◆ AIM OF THE EXERCISE
Reply with only the number of lines that contain the string "Arts".

======== MATERIALS PROVIDED ========

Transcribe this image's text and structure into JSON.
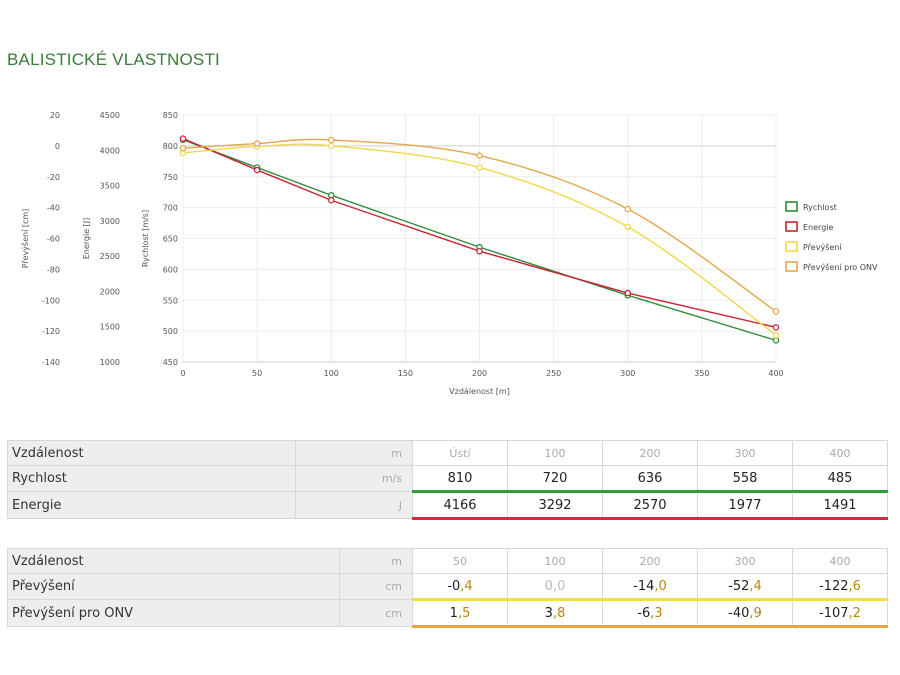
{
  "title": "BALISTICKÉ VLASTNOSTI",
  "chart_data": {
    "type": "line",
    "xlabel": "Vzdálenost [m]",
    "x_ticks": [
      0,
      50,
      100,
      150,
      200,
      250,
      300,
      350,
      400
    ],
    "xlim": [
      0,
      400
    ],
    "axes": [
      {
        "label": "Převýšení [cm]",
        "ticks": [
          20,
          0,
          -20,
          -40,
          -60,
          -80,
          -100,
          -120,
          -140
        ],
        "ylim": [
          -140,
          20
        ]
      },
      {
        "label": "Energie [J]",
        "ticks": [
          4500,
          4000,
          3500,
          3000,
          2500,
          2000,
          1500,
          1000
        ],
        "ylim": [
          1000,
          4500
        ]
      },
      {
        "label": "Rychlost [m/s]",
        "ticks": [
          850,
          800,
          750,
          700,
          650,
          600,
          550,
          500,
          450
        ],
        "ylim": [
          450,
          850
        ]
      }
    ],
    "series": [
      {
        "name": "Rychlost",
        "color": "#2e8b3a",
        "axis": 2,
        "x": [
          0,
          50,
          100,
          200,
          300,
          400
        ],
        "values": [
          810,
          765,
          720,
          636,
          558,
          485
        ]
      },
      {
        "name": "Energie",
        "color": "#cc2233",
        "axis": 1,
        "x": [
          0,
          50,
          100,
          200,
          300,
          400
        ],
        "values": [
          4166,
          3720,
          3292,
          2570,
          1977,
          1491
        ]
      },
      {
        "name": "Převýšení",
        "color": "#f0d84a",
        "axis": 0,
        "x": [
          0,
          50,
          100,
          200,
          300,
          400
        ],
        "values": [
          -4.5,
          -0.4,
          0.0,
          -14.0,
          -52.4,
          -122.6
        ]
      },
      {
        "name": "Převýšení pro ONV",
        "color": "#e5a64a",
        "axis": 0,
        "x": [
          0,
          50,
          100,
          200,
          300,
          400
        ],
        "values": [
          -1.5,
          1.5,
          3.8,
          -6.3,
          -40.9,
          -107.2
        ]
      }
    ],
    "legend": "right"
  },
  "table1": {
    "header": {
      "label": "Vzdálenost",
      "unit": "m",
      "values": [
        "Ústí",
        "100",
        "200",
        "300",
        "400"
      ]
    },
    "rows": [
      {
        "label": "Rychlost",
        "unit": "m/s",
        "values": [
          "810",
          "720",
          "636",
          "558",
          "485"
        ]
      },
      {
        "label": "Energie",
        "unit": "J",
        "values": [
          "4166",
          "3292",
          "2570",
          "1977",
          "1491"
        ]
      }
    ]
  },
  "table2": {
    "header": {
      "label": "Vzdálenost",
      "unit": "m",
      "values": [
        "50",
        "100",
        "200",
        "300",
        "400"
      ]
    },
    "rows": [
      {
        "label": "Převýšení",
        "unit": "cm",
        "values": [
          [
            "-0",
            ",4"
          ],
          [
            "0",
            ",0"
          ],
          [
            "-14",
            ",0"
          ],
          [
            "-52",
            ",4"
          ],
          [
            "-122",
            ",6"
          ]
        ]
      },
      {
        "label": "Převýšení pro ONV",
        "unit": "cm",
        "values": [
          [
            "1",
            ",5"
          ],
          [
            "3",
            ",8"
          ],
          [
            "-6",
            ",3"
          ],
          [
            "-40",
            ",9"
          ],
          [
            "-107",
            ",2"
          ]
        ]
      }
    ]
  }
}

========
======== MATERIALS PROVIDED ========

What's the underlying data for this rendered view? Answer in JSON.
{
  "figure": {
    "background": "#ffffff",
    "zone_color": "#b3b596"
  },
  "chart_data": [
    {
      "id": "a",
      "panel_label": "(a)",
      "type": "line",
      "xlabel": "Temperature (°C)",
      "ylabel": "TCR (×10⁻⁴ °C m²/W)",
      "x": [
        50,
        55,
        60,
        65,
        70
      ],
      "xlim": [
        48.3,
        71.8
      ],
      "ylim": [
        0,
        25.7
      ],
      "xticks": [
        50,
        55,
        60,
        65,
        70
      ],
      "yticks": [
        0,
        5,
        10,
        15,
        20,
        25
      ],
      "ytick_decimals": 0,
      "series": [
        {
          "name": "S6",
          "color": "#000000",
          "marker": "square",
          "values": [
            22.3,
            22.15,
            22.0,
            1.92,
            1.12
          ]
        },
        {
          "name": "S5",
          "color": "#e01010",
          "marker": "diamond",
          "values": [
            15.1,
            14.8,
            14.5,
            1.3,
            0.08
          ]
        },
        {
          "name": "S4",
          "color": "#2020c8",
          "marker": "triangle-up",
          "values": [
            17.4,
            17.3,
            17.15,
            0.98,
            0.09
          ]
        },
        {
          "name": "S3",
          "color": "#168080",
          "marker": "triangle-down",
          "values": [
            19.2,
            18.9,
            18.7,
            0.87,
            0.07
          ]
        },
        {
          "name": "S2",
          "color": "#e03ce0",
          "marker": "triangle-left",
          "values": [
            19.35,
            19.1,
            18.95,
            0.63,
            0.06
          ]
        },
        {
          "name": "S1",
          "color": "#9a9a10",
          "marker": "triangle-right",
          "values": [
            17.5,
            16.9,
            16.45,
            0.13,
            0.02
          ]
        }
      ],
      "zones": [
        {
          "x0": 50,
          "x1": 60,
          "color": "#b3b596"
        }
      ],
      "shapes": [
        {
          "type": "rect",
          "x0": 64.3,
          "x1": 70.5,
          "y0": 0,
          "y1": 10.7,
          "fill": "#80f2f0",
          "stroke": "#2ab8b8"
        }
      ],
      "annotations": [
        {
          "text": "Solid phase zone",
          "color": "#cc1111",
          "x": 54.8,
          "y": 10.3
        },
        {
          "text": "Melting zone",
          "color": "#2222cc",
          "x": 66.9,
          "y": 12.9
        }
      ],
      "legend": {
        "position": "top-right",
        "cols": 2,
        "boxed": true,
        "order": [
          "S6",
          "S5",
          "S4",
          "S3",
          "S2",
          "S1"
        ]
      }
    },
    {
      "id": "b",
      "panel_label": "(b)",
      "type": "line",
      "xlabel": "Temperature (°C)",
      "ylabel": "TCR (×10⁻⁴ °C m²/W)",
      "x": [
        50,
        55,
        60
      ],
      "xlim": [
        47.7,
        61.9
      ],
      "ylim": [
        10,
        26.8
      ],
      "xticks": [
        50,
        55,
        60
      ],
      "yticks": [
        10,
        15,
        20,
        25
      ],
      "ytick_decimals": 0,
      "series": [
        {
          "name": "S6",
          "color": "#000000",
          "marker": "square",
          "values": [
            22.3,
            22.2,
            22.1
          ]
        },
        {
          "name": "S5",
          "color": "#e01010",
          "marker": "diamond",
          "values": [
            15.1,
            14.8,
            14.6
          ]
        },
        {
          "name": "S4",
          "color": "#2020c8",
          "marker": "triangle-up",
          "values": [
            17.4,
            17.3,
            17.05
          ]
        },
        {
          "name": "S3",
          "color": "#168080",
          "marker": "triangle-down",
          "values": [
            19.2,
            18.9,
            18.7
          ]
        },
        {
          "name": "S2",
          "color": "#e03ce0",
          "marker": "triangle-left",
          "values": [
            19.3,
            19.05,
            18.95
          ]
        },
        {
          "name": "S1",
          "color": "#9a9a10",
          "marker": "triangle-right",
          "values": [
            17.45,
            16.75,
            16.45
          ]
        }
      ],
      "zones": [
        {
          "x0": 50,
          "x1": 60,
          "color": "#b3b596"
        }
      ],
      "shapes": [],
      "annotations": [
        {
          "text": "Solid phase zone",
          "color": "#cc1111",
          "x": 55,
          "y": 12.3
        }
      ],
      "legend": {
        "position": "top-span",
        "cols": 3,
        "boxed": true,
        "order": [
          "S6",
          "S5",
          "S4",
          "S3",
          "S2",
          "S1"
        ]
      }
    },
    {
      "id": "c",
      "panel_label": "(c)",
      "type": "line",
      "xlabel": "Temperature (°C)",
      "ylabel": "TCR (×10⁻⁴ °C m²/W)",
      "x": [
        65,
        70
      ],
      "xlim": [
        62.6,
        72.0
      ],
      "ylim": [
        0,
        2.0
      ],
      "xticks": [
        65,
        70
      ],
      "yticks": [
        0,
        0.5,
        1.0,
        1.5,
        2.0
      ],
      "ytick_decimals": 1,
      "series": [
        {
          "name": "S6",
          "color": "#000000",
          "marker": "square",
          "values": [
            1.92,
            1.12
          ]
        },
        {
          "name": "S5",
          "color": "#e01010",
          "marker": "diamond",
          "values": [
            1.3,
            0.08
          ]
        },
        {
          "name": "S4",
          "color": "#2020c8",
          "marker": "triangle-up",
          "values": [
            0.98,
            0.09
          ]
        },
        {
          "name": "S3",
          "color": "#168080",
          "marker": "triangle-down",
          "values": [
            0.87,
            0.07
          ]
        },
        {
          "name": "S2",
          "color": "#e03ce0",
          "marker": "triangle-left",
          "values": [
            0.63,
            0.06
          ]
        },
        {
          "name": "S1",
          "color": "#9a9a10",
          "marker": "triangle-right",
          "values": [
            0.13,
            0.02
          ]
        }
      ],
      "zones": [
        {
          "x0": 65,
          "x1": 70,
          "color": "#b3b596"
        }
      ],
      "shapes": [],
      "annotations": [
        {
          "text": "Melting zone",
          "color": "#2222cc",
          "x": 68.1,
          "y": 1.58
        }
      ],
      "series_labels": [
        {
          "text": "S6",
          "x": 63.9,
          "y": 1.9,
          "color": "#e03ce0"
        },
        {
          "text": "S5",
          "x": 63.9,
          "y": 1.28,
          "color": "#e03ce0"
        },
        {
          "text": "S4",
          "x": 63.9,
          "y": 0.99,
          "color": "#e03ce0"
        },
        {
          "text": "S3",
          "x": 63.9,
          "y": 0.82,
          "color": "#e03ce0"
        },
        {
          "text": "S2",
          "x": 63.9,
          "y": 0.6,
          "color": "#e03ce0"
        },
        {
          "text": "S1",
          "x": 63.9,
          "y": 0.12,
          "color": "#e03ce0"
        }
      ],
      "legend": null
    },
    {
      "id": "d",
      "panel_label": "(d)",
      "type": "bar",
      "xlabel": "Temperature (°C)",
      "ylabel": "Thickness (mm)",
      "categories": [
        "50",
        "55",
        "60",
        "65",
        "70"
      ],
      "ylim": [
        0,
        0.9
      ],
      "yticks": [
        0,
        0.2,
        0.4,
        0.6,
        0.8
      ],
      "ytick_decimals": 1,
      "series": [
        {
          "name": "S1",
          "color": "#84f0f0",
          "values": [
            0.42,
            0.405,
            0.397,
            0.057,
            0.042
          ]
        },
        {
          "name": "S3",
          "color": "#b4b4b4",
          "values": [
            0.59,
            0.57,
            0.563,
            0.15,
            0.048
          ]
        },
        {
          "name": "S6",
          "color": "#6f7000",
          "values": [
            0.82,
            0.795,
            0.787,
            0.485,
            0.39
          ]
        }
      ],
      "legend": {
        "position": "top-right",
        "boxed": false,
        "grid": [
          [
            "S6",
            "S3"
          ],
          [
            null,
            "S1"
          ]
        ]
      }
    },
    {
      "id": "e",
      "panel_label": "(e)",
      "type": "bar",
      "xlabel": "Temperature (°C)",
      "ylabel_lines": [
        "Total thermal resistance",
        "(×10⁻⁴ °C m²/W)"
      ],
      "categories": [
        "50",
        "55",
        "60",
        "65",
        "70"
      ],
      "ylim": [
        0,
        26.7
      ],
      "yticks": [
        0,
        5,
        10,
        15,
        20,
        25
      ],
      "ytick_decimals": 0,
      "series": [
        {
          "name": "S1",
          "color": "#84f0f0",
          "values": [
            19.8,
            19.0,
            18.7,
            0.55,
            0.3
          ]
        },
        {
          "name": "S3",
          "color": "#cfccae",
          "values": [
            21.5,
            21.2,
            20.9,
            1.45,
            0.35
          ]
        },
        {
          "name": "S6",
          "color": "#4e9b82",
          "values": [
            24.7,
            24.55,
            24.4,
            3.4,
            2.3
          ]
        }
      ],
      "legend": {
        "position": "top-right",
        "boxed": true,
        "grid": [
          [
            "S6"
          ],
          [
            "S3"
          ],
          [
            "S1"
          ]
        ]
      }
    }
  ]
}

========
======== MATERIALS PROVIDED ========

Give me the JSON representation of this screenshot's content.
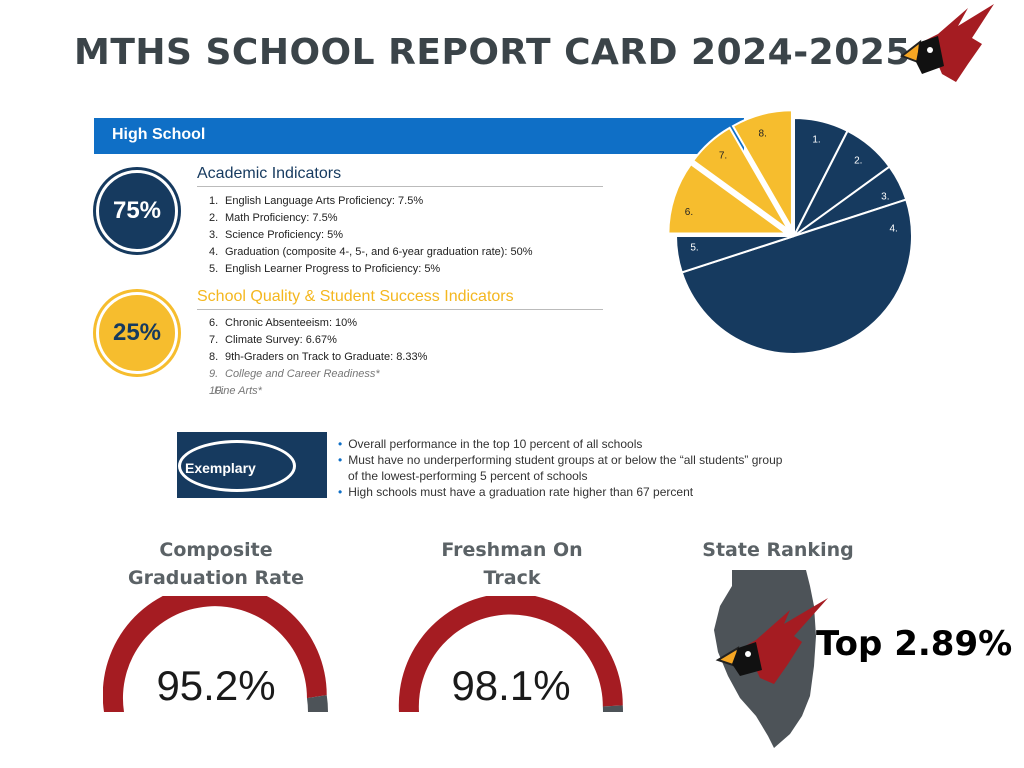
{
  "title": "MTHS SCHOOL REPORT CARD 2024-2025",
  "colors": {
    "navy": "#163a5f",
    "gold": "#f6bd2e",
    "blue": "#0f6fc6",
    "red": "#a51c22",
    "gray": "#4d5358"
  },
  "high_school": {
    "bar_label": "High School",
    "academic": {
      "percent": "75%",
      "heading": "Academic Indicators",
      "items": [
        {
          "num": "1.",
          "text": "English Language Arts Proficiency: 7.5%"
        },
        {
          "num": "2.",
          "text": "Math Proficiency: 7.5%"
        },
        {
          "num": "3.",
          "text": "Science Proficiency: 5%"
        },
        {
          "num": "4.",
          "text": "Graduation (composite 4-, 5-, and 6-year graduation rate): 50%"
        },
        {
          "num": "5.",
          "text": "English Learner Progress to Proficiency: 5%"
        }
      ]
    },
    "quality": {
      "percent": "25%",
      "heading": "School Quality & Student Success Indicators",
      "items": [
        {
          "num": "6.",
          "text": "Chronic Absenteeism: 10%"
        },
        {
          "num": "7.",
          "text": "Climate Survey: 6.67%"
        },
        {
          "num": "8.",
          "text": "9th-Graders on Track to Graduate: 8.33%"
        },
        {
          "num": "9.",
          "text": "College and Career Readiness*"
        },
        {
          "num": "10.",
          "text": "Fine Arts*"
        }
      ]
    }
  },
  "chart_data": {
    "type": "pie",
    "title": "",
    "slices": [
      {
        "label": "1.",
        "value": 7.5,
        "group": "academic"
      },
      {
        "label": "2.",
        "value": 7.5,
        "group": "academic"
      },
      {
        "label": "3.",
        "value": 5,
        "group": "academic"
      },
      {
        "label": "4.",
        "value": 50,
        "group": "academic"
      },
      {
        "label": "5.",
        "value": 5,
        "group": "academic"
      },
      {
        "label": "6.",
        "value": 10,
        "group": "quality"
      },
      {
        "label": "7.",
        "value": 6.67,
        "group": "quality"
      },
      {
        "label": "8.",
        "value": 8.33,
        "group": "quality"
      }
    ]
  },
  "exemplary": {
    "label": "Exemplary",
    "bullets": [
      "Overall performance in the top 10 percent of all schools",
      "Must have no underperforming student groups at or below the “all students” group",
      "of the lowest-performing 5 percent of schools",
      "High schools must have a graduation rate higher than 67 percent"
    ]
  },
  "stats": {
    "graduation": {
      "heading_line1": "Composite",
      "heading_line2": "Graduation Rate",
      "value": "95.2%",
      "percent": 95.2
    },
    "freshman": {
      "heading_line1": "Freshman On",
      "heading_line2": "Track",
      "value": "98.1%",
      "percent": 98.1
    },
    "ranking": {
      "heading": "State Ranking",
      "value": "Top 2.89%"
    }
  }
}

========

◆ OUTPUT BELOW
2